Work to be completed:
In the copy, include every entry exactly but none of the images.

[Begin Exercise input]

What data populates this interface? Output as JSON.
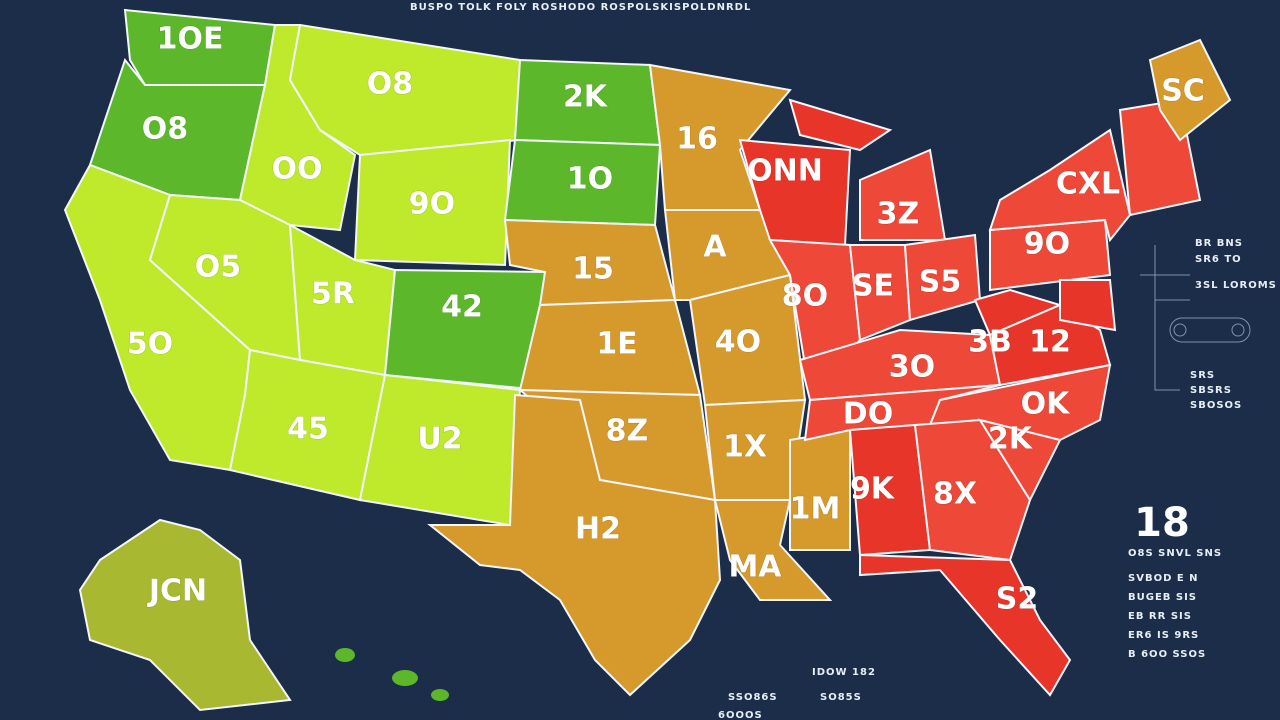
{
  "header": {
    "title": "BUSPO TOLK FOLY ROSHODO ROSPOLSKISPOLDNRDL"
  },
  "map": {
    "states": [
      {
        "label": "1OE"
      },
      {
        "label": "O8"
      },
      {
        "label": "OO"
      },
      {
        "label": "O8"
      },
      {
        "label": "9O"
      },
      {
        "label": "O5"
      },
      {
        "label": "5R"
      },
      {
        "label": "5O"
      },
      {
        "label": "42"
      },
      {
        "label": "45"
      },
      {
        "label": "U2"
      },
      {
        "label": "2K"
      },
      {
        "label": "1O"
      },
      {
        "label": "15"
      },
      {
        "label": "1E"
      },
      {
        "label": "8Z"
      },
      {
        "label": "H2"
      },
      {
        "label": "16"
      },
      {
        "label": "A"
      },
      {
        "label": "4O"
      },
      {
        "label": "1X"
      },
      {
        "label": "MA"
      },
      {
        "label": "1M"
      },
      {
        "label": "ONN"
      },
      {
        "label": "3Z"
      },
      {
        "label": "8O"
      },
      {
        "label": "SE"
      },
      {
        "label": "S5"
      },
      {
        "label": "9O"
      },
      {
        "label": "CXL"
      },
      {
        "label": "3O"
      },
      {
        "label": "3B"
      },
      {
        "label": "12"
      },
      {
        "label": "DO"
      },
      {
        "label": "OK"
      },
      {
        "label": "9K"
      },
      {
        "label": "8X"
      },
      {
        "label": "2K"
      },
      {
        "label": "S2"
      },
      {
        "label": "SC"
      },
      {
        "label": "JCN"
      }
    ]
  },
  "legend": {
    "top": [
      "BR BNS",
      "SR6 TO",
      "3SL LOROMS",
      "SRS",
      "SBSRS",
      "SBOSOS"
    ],
    "value": "18",
    "caption": "O8S SNVL SNS",
    "lines": [
      "SVBOD E N",
      "BUGEB SIS",
      "EB RR SIS",
      "ER6 IS 9RS",
      "B 6OO SSOS"
    ]
  },
  "footer": [
    "IDOW 182",
    "SSO86S",
    "SO85S",
    "6OOOS"
  ]
}
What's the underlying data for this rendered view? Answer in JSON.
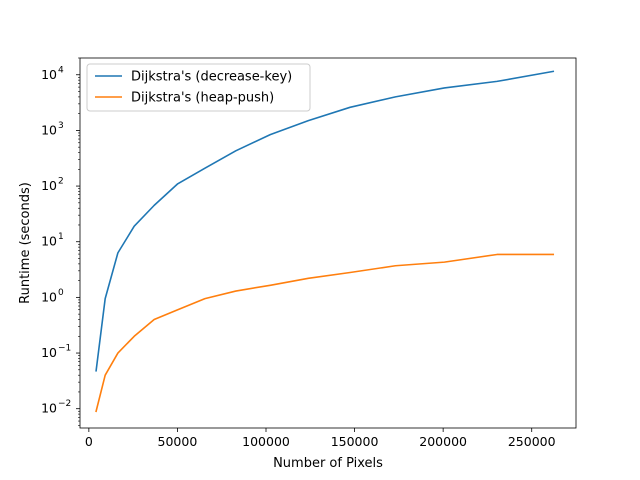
{
  "chart_data": {
    "type": "line",
    "title": "",
    "xlabel": "Number of Pixels",
    "ylabel": "Runtime (seconds)",
    "yscale": "log",
    "xlim": [
      -5000,
      275000
    ],
    "ylim": [
      0.0045,
      20000
    ],
    "x_ticks": [
      0,
      50000,
      100000,
      150000,
      200000,
      250000
    ],
    "x_tick_labels": [
      "0",
      "50000",
      "100000",
      "150000",
      "200000",
      "250000"
    ],
    "y_ticks": [
      0.01,
      0.1,
      1,
      10,
      100,
      1000,
      10000
    ],
    "y_tick_labels": [
      "10",
      "10",
      "10",
      "10",
      "10",
      "10",
      "10"
    ],
    "y_tick_exponents": [
      "−2",
      "−1",
      "0",
      "1",
      "2",
      "3",
      "4"
    ],
    "grid": false,
    "legend_position": "top-left",
    "series": [
      {
        "name": "Dijkstra's (decrease-key)",
        "color": "#1f77b4",
        "x": [
          4096,
          9216,
          16384,
          25600,
          36864,
          50176,
          65536,
          82944,
          102400,
          123904,
          147456,
          173056,
          200704,
          230400,
          262144
        ],
        "y": [
          0.048,
          0.95,
          6.3,
          19,
          45,
          110,
          210,
          430,
          840,
          1500,
          2600,
          4000,
          5800,
          7600,
          11500
        ]
      },
      {
        "name": "Dijkstra's (heap-push)",
        "color": "#ff7f0e",
        "x": [
          4096,
          9216,
          16384,
          25600,
          36864,
          50176,
          65536,
          82944,
          102400,
          123904,
          147456,
          173056,
          200704,
          230400,
          262144
        ],
        "y": [
          0.009,
          0.04,
          0.1,
          0.2,
          0.4,
          0.6,
          0.95,
          1.3,
          1.65,
          2.2,
          2.8,
          3.7,
          4.3,
          5.9,
          5.9
        ]
      }
    ]
  }
}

[End Exercise input]

Task output:
What data populates this interface? Output as JSON.
{
  "header": {
    "title": "BUSPO TOLK FOLY ROSHODO ROSPOLSKISPOLDNRDL"
  },
  "map": {
    "states": [
      {
        "label": "1OE"
      },
      {
        "label": "O8"
      },
      {
        "label": "OO"
      },
      {
        "label": "O8"
      },
      {
        "label": "9O"
      },
      {
        "label": "O5"
      },
      {
        "label": "5R"
      },
      {
        "label": "5O"
      },
      {
        "label": "42"
      },
      {
        "label": "45"
      },
      {
        "label": "U2"
      },
      {
        "label": "2K"
      },
      {
        "label": "1O"
      },
      {
        "label": "15"
      },
      {
        "label": "1E"
      },
      {
        "label": "8Z"
      },
      {
        "label": "H2"
      },
      {
        "label": "16"
      },
      {
        "label": "A"
      },
      {
        "label": "4O"
      },
      {
        "label": "1X"
      },
      {
        "label": "MA"
      },
      {
        "label": "1M"
      },
      {
        "label": "ONN"
      },
      {
        "label": "3Z"
      },
      {
        "label": "8O"
      },
      {
        "label": "SE"
      },
      {
        "label": "S5"
      },
      {
        "label": "9O"
      },
      {
        "label": "CXL"
      },
      {
        "label": "3O"
      },
      {
        "label": "3B"
      },
      {
        "label": "12"
      },
      {
        "label": "DO"
      },
      {
        "label": "OK"
      },
      {
        "label": "9K"
      },
      {
        "label": "8X"
      },
      {
        "label": "2K"
      },
      {
        "label": "S2"
      },
      {
        "label": "SC"
      },
      {
        "label": "JCN"
      }
    ]
  },
  "legend": {
    "top": [
      "BR BNS",
      "SR6 TO",
      "3SL LOROMS",
      "SRS",
      "SBSRS",
      "SBOSOS"
    ],
    "value": "18",
    "caption": "O8S SNVL SNS",
    "lines": [
      "SVBOD E N",
      "BUGEB SIS",
      "EB RR SIS",
      "ER6 IS 9RS",
      "B 6OO SSOS"
    ]
  },
  "footer": [
    "IDOW 182",
    "SSO86S",
    "SO85S",
    "6OOOS"
  ]
}
What's the underlying data for this rendered view? Answer in JSON.
{
  "chart_data": {
    "type": "line",
    "title": "",
    "xlabel": "Number of Pixels",
    "ylabel": "Runtime (seconds)",
    "yscale": "log",
    "xlim": [
      -5000,
      275000
    ],
    "ylim": [
      0.0045,
      20000
    ],
    "x_ticks": [
      0,
      50000,
      100000,
      150000,
      200000,
      250000
    ],
    "x_tick_labels": [
      "0",
      "50000",
      "100000",
      "150000",
      "200000",
      "250000"
    ],
    "y_ticks": [
      0.01,
      0.1,
      1,
      10,
      100,
      1000,
      10000
    ],
    "y_tick_labels": [
      "10",
      "10",
      "10",
      "10",
      "10",
      "10",
      "10"
    ],
    "y_tick_exponents": [
      "−2",
      "−1",
      "0",
      "1",
      "2",
      "3",
      "4"
    ],
    "grid": false,
    "legend_position": "top-left",
    "series": [
      {
        "name": "Dijkstra's (decrease-key)",
        "color": "#1f77b4",
        "x": [
          4096,
          9216,
          16384,
          25600,
          36864,
          50176,
          65536,
          82944,
          102400,
          123904,
          147456,
          173056,
          200704,
          230400,
          262144
        ],
        "y": [
          0.048,
          0.95,
          6.3,
          19,
          45,
          110,
          210,
          430,
          840,
          1500,
          2600,
          4000,
          5800,
          7600,
          11500
        ]
      },
      {
        "name": "Dijkstra's (heap-push)",
        "color": "#ff7f0e",
        "x": [
          4096,
          9216,
          16384,
          25600,
          36864,
          50176,
          65536,
          82944,
          102400,
          123904,
          147456,
          173056,
          200704,
          230400,
          262144
        ],
        "y": [
          0.009,
          0.04,
          0.1,
          0.2,
          0.4,
          0.6,
          0.95,
          1.3,
          1.65,
          2.2,
          2.8,
          3.7,
          4.3,
          5.9,
          5.9
        ]
      }
    ]
  }
}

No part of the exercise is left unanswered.